## EXERCISE DATA
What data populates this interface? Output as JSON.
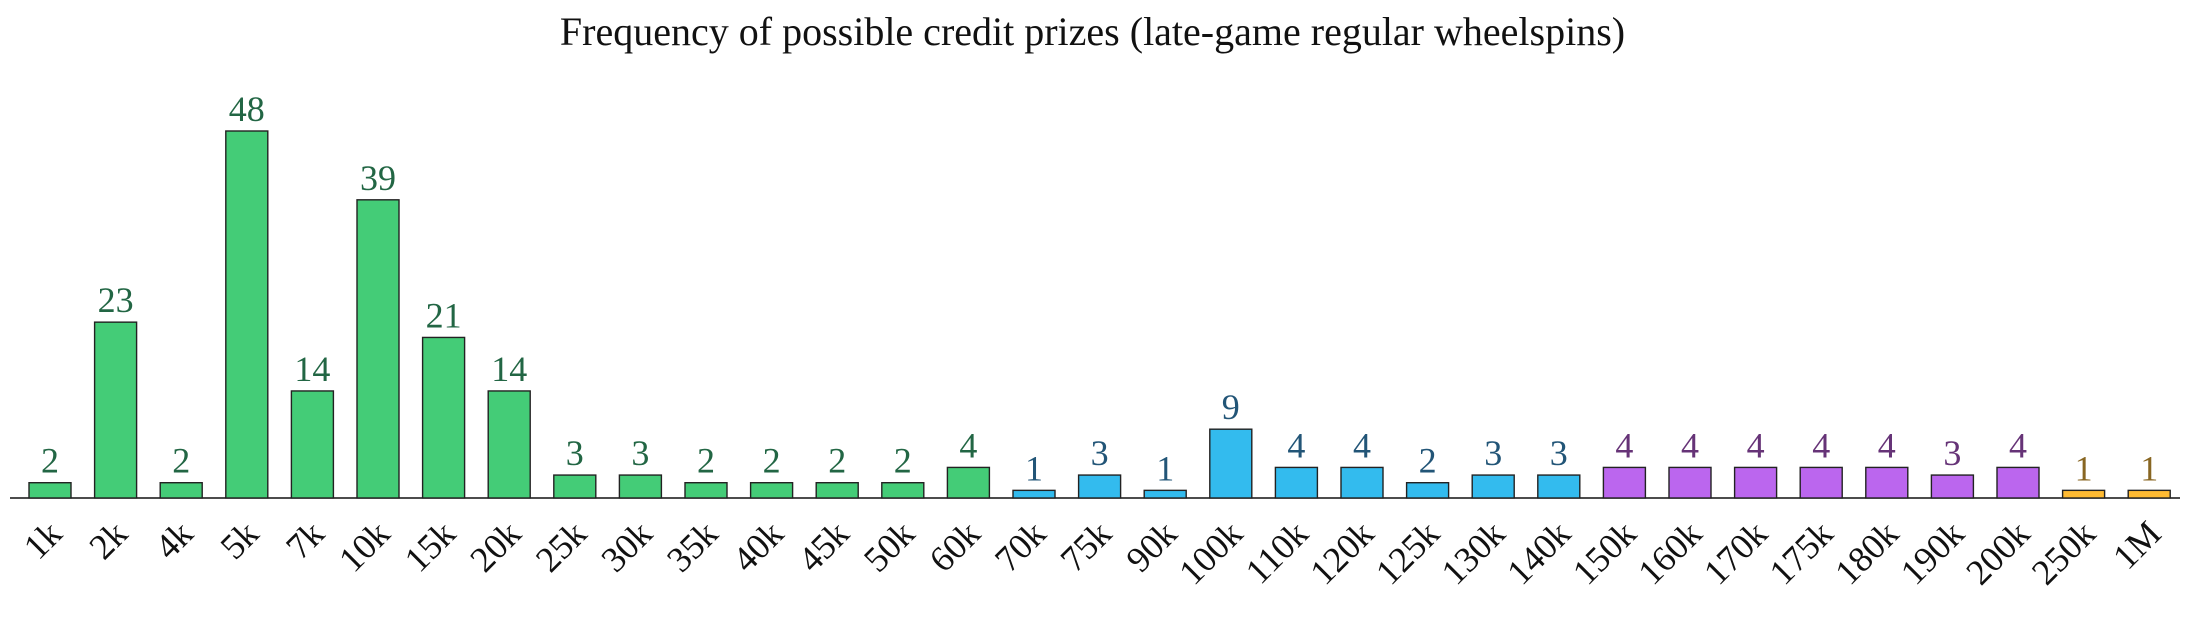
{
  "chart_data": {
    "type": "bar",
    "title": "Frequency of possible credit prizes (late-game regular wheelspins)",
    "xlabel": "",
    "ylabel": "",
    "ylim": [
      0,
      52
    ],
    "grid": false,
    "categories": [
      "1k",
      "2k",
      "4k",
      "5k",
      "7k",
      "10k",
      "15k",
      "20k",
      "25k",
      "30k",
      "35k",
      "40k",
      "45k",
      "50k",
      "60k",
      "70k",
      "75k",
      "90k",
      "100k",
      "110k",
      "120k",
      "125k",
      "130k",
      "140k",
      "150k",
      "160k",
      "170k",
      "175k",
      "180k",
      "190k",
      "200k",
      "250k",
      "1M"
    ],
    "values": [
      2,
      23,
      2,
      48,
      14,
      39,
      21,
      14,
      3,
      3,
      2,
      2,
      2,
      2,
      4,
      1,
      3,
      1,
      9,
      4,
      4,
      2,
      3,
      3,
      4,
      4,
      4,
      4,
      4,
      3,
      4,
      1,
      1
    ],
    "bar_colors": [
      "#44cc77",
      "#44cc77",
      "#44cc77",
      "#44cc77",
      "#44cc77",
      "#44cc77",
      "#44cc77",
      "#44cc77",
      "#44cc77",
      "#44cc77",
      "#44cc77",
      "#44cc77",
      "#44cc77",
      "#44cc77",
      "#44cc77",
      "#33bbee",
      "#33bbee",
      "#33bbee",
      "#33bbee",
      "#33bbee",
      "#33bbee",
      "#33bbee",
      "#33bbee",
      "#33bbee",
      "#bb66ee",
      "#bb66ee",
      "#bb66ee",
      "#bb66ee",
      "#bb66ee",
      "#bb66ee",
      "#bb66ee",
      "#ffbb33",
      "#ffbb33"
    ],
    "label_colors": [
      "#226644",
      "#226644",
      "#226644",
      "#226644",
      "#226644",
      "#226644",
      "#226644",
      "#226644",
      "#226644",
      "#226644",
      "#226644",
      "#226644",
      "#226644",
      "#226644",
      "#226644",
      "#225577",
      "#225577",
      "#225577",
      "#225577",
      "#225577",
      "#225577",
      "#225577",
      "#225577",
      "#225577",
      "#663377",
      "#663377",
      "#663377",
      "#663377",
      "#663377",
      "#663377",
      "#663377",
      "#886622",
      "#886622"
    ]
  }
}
* * *
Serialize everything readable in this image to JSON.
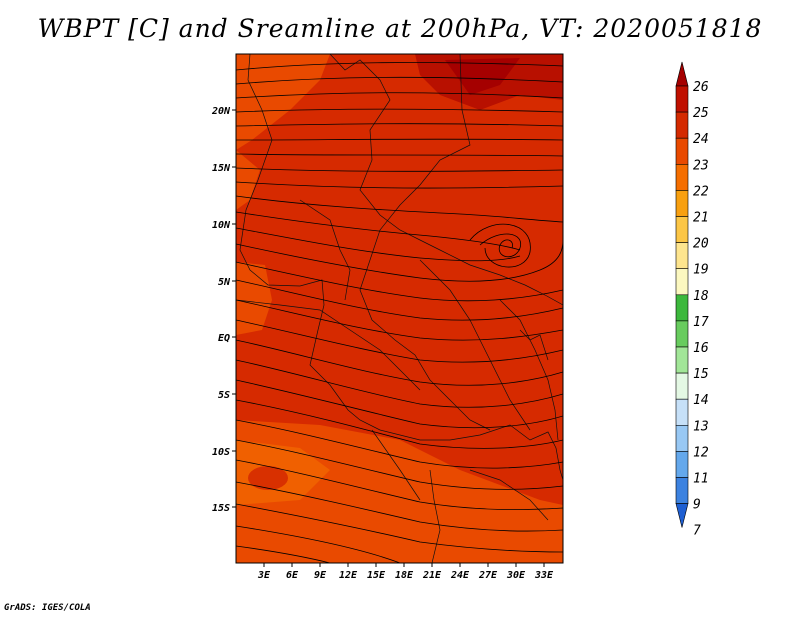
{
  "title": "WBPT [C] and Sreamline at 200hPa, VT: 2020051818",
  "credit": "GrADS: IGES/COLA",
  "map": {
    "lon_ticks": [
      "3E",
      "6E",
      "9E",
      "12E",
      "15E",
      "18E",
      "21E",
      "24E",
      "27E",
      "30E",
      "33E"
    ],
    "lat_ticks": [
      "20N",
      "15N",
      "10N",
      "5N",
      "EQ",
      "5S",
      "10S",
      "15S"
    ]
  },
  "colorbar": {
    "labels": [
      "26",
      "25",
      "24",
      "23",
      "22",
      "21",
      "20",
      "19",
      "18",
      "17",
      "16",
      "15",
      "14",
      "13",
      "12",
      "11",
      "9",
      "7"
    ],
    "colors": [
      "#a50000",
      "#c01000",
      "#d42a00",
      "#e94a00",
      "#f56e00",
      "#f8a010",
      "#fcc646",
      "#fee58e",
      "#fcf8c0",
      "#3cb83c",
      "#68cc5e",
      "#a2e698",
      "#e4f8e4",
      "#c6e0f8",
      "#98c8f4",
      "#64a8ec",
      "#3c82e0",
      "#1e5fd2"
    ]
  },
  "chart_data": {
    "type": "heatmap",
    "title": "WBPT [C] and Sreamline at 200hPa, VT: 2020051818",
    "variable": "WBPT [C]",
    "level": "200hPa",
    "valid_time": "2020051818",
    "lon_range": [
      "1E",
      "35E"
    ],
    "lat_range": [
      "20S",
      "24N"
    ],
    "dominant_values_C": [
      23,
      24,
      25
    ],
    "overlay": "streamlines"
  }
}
* * *
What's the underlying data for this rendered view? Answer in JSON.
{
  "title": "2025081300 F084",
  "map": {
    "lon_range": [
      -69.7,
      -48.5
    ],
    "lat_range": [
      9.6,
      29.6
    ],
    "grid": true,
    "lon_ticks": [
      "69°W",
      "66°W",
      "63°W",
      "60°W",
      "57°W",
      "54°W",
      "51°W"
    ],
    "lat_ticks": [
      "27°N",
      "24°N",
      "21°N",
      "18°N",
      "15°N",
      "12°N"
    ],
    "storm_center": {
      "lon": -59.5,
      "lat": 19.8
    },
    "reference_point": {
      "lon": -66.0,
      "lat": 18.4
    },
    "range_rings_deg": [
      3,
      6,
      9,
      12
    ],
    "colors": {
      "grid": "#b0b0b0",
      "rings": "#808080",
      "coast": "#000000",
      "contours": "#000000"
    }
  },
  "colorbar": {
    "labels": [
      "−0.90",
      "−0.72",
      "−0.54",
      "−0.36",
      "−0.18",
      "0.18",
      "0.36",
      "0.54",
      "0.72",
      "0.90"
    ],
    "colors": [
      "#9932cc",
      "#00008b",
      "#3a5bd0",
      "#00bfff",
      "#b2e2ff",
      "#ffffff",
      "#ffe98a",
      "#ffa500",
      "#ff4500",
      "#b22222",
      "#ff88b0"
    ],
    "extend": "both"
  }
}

## EXERCISE GOAL
Copy each line of the preceding data that contains the string "this".

## REPLY
What data populates this interface? Output as JSON.
Serialize everything readable in this image to JSON.
What's the underlying data for this rendered view? Answer in JSON.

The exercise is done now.